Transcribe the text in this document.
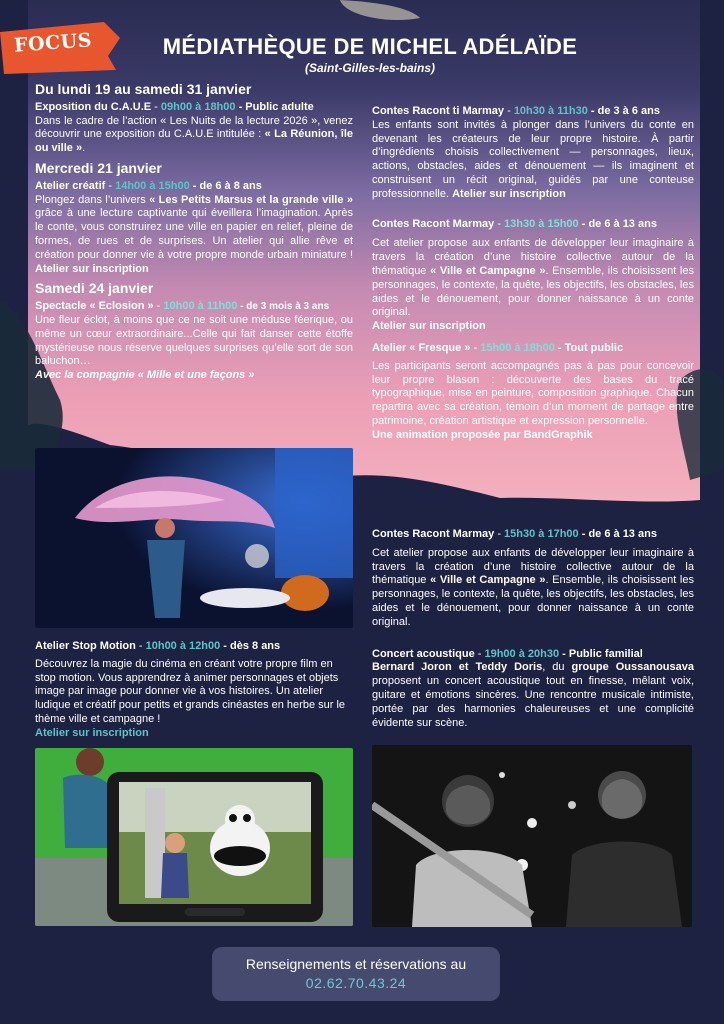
FOCUS	MÉDIATHÈQUE DE MICHEL ADÉLAÏDE
(Saint-Gilles-les-bains)
Du lundi 19 au samedi 31 janvier

Exposition du C.A.U.E - 09h00 à 18h00 - Public adulte

Dans le cadre de l’action « Les Nuits de la lecture 2026 », venez découvrir une exposition du C.A.U.E intitulée : « La Réunion, île ou ville ».

Mercredi 21 janvier

Atelier créatif - 14h00 à 15h00 - de 6 à 8 ans

Plongez dans l’univers « Les Petits Marsus et la grande ville » grâce à une lecture captivante qui éveillera l’imagination. Après le conte, vous construirez une ville en papier en relief, pleine de formes, de rues et de surprises. Un atelier qui allie rêve et création pour donner vie à votre propre monde urbain miniature ! Atelier sur inscription

Samedi 24 janvier

Spectacle « Eclosion » - 10h00 à 11h00 - de 3 mois à 3 ans

Une fleur éclot, à moins que ce ne soit une méduse féerique, ou même un cœur extraordinaire...Celle qui fait danser cette étoffe mystérieuse nous réserve quelques surprises qu’elle sort de son baluchon…

Avec la compagnie « Mille et une façons »

Contes Racont ti Marmay - 10h30 à 11h30 - de 3 à 6 ans

Les enfants sont invités à plonger dans l’univers du conte en devenant les créateurs de leur propre histoire. À partir d’ingrédients choisis collectivement — personnages, lieux, actions, obstacles, aides et dénouement — ils imaginent et construisent un récit original, guidés par une conteuse professionnelle. Atelier sur inscription

Contes Racont Marmay - 13h30 à 15h00 - de 6 à 13 ans

Cet atelier propose aux enfants de développer leur imaginaire à travers la création d’une histoire collective autour de la thématique « Ville et Campagne ». Ensemble, ils choisissent les personnages, le contexte, la quête, les objectifs, les obstacles, les aides et le dénouement, pour donner naissance à un conte original.

Atelier sur inscription

Atelier « Fresque » - 15h00 à 18h00 - Tout public

Les participants seront accompagnés pas à pas pour concevoir leur propre blason : découverte des bases du tracé typographique, mise en peinture, composition graphique. Chacun repartira avec sa création, témoin d’un moment de partage entre patrimoine, création artistique et expression personnelle.

Une animation proposée par BandGraphik

Contes Racont Marmay - 15h30 à 17h00 - de 6 à 13 ans

Cet atelier propose aux enfants de développer leur imaginaire à travers la création d’une histoire collective autour de la thématique « Ville et Campagne ». Ensemble, ils choisissent les personnages, le contexte, la quête, les objectifs, les obstacles, les aides et le dénouement, pour donner naissance à un conte original.

Concert acoustique - 19h00 à 20h30 - Public familial

Bernard Joron et Teddy Doris, du groupe Oussanousava proposent un concert acoustique tout en finesse, mêlant voix, guitare et émotions sincères. Une rencontre musicale intimiste, portée par des harmonies chaleureuses et une complicité évidente sur scène.

Atelier Stop Motion - 10h00 à 12h00 - dès 8 ans

Découvrez la magie du cinéma en créant votre propre film en stop motion. Vous apprendrez à animer personnages et objets image par image pour donner vie à vos histoires. Un atelier ludique et créatif pour petits et grands cinéastes en herbe sur le thème ville et campagne !

Atelier sur inscription

Renseignements et réservations au
02.62.70.43.24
--
**Work required**. Note every line above where the string "Racont" shows up, and copy those lines.

**Problem solution**.
Contes Racont ti Marmay - 10h30 à 11h30 - de 3 à 6 ans
Contes Racont Marmay - 13h30 à 15h00 - de 6 à 13 ans
Contes Racont Marmay - 15h30 à 17h00 - de 6 à 13 ans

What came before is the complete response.